■ Exercise data ■
----------

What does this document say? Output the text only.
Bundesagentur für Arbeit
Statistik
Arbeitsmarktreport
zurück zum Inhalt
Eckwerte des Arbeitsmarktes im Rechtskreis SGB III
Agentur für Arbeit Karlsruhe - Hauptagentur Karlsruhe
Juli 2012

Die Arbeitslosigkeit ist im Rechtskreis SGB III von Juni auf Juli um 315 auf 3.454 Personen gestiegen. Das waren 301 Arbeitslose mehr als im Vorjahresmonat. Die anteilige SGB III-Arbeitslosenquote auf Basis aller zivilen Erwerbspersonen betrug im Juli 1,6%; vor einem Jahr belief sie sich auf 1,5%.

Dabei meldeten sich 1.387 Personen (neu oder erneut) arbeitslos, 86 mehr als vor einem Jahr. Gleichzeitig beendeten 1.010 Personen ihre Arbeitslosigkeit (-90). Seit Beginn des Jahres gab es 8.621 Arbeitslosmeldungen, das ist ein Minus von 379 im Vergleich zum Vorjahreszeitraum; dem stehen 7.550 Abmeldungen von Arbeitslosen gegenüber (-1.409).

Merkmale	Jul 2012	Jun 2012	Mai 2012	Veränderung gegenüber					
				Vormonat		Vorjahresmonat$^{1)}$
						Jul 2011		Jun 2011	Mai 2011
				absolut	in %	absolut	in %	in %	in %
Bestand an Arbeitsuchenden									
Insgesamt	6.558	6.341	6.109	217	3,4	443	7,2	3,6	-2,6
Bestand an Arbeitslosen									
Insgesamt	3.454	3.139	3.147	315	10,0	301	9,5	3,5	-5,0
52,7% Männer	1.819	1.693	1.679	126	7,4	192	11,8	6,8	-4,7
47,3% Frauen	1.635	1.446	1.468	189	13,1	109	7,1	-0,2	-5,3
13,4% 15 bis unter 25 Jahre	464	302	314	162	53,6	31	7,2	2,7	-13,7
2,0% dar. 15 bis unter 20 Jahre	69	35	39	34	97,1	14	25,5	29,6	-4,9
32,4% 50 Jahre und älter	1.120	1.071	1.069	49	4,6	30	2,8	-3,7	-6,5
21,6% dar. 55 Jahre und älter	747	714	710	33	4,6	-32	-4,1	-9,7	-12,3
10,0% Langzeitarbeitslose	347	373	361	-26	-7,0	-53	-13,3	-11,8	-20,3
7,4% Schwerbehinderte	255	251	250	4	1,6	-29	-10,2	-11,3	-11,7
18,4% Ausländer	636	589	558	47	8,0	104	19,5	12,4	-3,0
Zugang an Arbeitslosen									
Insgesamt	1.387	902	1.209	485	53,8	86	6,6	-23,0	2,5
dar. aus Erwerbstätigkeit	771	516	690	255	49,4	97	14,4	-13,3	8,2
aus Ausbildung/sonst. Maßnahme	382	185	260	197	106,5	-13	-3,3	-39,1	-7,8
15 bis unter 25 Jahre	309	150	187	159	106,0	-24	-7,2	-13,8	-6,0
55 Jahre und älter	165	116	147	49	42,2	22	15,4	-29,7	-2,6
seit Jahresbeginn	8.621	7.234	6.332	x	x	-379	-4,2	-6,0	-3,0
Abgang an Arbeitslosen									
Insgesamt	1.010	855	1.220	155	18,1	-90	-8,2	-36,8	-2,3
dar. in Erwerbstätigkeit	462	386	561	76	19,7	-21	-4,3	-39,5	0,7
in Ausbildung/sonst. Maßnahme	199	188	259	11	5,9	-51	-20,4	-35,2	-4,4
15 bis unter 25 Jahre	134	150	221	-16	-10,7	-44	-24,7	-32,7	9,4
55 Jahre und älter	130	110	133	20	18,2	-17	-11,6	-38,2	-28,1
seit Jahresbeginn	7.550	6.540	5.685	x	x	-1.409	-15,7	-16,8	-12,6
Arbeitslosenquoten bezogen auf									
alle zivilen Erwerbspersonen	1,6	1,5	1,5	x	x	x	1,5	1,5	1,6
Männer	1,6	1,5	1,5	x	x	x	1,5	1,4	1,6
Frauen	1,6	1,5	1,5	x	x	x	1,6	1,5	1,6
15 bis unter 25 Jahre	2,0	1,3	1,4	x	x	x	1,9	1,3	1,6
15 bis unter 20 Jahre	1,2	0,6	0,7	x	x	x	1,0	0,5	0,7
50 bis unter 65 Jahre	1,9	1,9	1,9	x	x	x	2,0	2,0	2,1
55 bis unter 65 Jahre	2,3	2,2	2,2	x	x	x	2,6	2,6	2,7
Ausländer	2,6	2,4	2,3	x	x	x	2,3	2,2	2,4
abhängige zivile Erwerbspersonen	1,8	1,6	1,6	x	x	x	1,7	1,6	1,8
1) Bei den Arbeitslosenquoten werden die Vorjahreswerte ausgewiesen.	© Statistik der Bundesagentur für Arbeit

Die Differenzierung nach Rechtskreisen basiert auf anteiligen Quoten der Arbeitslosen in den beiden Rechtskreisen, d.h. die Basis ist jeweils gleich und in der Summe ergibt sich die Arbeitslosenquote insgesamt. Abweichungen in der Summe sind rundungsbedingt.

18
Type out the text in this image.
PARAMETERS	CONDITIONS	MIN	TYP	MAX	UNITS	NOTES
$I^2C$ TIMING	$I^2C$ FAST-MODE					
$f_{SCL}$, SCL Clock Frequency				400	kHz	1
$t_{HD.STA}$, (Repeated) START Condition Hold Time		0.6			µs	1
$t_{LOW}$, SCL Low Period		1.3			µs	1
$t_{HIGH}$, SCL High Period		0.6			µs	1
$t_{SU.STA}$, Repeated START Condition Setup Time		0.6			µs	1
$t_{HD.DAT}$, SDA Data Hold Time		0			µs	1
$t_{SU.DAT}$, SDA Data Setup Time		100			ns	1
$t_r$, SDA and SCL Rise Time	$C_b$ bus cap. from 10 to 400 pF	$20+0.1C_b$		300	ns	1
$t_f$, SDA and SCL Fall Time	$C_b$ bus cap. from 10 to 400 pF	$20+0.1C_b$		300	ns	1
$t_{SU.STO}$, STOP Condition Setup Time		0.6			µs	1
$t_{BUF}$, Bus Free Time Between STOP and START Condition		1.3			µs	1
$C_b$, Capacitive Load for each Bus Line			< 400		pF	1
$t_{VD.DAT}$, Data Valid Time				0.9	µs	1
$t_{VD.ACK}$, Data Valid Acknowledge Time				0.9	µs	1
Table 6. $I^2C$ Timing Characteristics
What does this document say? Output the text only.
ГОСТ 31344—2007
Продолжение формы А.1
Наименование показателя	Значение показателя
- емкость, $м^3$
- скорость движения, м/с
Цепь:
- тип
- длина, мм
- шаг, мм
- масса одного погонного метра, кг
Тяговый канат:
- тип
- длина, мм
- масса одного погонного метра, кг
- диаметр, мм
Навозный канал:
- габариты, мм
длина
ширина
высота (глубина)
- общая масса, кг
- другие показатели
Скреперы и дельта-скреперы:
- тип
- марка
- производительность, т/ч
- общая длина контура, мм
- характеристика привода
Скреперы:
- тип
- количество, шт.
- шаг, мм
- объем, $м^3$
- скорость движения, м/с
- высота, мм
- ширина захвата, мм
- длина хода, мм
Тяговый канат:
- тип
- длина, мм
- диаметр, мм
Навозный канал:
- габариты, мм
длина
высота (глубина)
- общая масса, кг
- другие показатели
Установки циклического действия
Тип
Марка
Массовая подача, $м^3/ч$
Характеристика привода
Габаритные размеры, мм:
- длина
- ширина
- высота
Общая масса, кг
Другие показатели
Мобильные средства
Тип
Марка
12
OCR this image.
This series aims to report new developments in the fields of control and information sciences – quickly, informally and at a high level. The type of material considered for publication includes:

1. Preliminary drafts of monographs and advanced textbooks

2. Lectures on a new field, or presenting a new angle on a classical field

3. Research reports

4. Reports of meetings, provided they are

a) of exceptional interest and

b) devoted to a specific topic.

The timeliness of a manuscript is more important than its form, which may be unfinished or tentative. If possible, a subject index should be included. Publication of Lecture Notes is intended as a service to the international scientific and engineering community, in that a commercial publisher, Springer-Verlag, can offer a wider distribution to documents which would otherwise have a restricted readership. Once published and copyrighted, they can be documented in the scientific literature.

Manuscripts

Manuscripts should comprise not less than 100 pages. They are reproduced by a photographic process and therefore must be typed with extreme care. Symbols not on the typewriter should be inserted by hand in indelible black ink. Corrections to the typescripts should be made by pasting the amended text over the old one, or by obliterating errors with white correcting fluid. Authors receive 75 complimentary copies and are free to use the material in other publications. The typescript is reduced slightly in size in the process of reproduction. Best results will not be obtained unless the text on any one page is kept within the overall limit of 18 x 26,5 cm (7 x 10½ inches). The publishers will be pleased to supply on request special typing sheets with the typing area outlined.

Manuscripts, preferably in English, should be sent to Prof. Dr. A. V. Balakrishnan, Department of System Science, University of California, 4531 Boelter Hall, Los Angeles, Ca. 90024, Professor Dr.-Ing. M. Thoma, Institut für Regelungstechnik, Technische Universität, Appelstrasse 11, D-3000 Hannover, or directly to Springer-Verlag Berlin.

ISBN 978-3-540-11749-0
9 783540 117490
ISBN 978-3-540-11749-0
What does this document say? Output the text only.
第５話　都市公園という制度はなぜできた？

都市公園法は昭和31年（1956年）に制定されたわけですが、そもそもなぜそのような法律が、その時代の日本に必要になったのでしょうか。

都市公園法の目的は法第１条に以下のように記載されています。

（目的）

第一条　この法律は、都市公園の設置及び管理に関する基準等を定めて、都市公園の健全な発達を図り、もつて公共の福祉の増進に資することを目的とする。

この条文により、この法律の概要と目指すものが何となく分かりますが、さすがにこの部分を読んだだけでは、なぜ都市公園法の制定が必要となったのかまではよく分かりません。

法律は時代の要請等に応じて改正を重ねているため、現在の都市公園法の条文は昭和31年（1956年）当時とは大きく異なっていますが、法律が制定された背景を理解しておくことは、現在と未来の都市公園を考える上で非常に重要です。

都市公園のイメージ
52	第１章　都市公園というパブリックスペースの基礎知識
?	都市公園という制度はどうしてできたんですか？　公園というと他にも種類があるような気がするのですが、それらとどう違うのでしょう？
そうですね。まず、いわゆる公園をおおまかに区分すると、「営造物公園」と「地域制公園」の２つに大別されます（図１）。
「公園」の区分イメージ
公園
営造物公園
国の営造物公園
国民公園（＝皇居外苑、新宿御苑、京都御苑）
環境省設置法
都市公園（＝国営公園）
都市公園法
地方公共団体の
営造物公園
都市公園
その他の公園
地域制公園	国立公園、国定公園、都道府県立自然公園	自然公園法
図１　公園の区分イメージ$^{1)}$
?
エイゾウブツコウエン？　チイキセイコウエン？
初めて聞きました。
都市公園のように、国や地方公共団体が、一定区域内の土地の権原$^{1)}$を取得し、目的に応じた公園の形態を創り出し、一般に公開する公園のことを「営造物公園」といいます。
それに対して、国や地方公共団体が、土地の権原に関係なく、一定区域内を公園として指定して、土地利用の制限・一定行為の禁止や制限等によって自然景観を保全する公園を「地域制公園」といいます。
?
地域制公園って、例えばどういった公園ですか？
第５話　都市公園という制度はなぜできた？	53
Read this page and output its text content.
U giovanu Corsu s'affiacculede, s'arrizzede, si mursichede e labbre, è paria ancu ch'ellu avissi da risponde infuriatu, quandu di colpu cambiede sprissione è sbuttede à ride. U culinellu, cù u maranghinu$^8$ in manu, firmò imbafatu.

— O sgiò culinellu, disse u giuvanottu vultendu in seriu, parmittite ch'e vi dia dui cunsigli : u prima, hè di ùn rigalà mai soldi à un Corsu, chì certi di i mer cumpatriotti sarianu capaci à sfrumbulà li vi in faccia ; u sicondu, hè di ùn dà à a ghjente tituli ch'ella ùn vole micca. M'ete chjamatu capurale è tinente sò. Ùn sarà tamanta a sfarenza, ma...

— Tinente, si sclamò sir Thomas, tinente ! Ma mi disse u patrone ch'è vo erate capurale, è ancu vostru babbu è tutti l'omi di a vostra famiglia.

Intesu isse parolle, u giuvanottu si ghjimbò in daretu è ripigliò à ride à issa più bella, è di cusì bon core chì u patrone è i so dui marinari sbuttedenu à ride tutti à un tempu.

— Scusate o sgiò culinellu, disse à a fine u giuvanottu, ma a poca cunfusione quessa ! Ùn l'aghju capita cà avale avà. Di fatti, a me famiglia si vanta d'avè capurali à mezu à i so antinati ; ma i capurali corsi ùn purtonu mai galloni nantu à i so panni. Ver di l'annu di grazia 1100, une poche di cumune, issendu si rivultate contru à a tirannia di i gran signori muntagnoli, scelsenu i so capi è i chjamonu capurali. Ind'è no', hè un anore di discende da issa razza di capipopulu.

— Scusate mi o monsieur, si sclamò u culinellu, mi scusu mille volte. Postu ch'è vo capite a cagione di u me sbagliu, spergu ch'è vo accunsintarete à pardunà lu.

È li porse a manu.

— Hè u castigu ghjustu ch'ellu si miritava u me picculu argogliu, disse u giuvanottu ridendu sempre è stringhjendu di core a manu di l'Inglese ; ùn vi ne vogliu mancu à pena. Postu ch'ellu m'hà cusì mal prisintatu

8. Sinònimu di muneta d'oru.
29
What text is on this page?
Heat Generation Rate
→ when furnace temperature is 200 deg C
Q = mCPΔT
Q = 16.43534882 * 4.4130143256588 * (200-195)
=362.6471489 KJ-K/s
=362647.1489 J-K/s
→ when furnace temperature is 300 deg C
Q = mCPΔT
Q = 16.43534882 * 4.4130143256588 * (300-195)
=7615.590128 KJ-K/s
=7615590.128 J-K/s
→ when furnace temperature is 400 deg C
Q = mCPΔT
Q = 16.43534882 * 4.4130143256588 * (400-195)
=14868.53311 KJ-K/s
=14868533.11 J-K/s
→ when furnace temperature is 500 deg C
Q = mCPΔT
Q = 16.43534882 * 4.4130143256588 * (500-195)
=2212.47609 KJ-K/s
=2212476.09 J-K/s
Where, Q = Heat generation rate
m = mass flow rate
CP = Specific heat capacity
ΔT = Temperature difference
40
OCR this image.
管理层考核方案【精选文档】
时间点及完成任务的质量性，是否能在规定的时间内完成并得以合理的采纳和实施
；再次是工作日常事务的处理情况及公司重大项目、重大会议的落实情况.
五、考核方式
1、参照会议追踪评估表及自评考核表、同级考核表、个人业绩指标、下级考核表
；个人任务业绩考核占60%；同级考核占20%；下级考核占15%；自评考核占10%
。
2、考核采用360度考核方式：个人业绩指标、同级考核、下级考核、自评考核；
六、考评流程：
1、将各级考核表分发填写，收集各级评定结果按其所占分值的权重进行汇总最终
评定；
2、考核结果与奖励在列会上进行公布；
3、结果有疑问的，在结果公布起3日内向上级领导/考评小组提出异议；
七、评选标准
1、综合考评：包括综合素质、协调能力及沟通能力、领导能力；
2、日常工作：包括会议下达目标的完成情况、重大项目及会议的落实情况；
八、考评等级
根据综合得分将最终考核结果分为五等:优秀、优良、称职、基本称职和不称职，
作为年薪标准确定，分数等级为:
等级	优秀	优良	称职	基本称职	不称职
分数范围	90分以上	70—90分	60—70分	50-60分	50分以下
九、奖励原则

----------

■ Exercise details ■
Return each line with "个人业绩指标".

■ Solved problem ■
1、参照会议追踪评估表及自评考核表、同级考核表、个人业绩指标、下级考核表
2、考核采用360度考核方式：个人业绩指标、同级考核、下级考核、自评考核；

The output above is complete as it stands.